Requirement:
Determine how many lines of the data below contain "time", then give only that number.

Source records
+--
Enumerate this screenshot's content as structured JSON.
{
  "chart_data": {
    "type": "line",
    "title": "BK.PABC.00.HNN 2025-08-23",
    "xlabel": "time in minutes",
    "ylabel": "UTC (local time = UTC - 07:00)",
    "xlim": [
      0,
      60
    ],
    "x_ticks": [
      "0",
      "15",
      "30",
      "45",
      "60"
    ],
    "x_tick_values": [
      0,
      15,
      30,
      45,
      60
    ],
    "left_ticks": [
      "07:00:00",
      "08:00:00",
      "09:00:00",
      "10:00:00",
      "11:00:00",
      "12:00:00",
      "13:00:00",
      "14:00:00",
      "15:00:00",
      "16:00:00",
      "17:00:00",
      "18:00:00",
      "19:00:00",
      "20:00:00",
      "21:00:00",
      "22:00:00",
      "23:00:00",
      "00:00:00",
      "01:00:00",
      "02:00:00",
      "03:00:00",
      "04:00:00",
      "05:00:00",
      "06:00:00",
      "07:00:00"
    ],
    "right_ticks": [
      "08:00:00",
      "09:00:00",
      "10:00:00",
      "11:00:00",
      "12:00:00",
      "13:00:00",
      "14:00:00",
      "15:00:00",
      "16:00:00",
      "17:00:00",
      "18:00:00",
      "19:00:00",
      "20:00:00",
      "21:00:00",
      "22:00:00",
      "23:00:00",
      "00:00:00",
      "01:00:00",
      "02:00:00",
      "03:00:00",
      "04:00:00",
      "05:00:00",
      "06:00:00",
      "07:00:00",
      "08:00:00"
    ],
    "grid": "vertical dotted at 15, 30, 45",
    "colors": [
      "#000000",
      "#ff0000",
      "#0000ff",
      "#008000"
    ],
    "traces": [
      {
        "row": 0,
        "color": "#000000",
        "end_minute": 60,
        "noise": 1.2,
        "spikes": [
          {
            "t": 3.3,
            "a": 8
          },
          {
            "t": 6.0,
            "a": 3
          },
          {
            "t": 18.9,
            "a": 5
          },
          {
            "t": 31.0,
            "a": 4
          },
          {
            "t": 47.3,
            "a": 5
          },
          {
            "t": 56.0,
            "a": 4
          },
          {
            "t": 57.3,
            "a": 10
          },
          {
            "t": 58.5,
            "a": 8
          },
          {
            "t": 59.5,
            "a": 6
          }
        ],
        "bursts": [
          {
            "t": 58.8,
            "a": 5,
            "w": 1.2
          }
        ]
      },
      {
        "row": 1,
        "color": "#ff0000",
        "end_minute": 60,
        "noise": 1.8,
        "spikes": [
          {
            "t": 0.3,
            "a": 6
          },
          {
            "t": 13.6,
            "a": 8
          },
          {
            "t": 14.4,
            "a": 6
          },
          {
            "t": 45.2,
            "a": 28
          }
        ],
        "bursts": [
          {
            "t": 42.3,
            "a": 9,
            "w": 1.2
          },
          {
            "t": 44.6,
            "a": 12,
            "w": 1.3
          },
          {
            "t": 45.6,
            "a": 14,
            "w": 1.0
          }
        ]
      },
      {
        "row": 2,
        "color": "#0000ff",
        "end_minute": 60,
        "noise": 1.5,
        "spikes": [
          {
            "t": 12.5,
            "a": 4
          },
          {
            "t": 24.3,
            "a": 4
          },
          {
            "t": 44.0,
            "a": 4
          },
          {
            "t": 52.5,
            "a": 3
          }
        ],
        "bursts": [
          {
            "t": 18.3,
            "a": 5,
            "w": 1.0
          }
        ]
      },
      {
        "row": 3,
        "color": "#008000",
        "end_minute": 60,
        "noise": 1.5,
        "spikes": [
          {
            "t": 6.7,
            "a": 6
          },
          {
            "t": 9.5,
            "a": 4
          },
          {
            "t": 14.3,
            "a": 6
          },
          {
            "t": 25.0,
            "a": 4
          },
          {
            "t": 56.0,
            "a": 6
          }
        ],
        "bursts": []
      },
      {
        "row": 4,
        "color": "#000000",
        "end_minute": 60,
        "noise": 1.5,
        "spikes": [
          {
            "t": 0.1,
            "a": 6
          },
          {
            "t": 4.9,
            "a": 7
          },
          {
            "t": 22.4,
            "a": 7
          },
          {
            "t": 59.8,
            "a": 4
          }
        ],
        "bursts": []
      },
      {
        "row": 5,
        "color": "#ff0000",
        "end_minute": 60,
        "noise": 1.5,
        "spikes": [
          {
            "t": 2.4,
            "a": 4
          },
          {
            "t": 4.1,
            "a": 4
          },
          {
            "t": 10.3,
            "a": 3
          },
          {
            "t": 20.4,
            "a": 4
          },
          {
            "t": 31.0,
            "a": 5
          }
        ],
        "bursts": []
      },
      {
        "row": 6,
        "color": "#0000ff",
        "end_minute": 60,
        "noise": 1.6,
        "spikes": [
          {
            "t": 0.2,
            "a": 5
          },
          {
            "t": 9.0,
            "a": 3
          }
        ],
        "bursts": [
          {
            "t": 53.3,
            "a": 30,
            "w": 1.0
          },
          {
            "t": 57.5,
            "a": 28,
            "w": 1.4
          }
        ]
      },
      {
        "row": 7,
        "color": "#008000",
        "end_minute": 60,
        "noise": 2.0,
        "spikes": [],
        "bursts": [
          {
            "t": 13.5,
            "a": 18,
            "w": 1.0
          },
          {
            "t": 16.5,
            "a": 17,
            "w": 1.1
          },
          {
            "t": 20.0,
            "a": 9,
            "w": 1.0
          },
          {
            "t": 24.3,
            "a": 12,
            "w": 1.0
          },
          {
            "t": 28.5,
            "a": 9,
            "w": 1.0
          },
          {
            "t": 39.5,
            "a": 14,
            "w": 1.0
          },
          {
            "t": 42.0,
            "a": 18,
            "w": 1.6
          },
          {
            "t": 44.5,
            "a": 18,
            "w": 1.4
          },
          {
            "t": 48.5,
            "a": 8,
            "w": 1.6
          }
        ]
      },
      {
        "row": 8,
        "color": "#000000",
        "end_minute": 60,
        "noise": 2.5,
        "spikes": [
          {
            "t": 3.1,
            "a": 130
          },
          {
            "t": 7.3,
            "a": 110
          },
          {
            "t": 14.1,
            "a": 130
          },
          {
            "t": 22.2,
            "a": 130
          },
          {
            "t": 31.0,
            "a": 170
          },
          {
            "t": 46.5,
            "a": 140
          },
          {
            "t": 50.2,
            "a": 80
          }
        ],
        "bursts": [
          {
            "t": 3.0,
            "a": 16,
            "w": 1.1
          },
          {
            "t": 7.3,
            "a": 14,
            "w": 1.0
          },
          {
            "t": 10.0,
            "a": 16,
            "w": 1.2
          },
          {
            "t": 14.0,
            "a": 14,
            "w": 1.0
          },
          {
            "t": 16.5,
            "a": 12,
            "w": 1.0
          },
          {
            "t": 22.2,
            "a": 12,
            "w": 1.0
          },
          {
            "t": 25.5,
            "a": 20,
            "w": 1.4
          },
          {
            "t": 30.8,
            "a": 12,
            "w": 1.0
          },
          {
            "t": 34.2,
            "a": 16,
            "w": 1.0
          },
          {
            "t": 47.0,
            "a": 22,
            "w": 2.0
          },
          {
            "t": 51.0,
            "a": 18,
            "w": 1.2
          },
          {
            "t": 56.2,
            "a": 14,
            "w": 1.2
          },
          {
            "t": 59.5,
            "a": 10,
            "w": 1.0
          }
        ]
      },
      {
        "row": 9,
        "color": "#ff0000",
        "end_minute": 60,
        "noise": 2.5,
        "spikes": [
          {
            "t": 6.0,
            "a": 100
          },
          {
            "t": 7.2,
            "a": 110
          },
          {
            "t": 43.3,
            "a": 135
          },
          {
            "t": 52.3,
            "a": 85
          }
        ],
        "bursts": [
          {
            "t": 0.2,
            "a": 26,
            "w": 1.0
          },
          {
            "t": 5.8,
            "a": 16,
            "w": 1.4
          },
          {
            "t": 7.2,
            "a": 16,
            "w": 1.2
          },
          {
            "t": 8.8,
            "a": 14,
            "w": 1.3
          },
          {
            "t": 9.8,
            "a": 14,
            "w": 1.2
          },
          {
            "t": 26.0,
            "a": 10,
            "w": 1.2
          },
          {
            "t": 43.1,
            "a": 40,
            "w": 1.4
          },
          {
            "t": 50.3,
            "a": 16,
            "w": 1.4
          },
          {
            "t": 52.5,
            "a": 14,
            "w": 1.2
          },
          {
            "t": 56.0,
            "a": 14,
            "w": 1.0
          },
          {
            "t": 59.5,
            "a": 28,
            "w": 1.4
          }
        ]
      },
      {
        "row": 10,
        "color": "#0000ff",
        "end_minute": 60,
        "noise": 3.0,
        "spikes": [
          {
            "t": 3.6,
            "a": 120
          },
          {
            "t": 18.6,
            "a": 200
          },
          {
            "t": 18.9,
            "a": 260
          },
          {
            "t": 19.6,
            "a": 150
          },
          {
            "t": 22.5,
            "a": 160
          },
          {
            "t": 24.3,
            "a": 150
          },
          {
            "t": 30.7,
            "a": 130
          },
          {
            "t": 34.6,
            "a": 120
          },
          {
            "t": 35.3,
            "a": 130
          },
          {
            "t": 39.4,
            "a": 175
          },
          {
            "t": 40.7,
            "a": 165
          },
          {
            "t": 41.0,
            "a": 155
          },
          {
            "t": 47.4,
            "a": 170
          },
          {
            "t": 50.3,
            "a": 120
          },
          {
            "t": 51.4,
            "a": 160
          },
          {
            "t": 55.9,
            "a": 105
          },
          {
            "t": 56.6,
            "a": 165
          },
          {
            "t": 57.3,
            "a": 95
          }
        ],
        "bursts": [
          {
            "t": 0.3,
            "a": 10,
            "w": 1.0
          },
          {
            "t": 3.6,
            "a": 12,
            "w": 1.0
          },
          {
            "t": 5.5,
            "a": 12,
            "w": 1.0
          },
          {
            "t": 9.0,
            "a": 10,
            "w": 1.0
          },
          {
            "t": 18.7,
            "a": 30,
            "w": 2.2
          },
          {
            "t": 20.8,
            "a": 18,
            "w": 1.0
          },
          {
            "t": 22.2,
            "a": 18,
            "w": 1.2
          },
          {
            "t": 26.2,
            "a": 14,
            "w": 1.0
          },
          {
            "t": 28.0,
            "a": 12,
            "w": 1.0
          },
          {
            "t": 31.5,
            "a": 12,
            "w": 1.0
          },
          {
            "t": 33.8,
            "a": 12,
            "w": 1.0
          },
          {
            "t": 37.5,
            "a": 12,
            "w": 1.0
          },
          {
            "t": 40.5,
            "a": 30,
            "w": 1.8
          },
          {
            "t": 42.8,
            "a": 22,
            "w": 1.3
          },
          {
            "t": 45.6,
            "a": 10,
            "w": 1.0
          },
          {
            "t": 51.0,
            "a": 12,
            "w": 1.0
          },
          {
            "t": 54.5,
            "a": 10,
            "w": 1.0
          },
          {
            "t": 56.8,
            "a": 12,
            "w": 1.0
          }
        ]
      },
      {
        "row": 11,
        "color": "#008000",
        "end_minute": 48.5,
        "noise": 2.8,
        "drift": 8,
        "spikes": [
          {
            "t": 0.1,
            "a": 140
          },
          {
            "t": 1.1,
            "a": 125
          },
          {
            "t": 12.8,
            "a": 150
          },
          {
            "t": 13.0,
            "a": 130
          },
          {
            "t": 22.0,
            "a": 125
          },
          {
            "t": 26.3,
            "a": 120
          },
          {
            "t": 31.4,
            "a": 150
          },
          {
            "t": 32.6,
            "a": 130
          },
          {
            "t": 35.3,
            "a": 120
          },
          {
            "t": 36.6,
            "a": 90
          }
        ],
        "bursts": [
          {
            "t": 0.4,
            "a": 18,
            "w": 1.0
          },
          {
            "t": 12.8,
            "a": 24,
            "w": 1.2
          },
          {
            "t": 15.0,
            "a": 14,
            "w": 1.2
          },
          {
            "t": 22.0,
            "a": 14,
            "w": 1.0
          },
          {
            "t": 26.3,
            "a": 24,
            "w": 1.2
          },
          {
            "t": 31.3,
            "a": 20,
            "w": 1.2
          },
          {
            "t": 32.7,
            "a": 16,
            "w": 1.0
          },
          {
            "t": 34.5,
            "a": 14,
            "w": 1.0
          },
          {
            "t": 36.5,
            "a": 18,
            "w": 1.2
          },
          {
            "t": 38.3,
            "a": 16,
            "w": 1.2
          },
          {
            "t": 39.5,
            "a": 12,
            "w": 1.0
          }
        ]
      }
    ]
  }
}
+--
Task solution:
2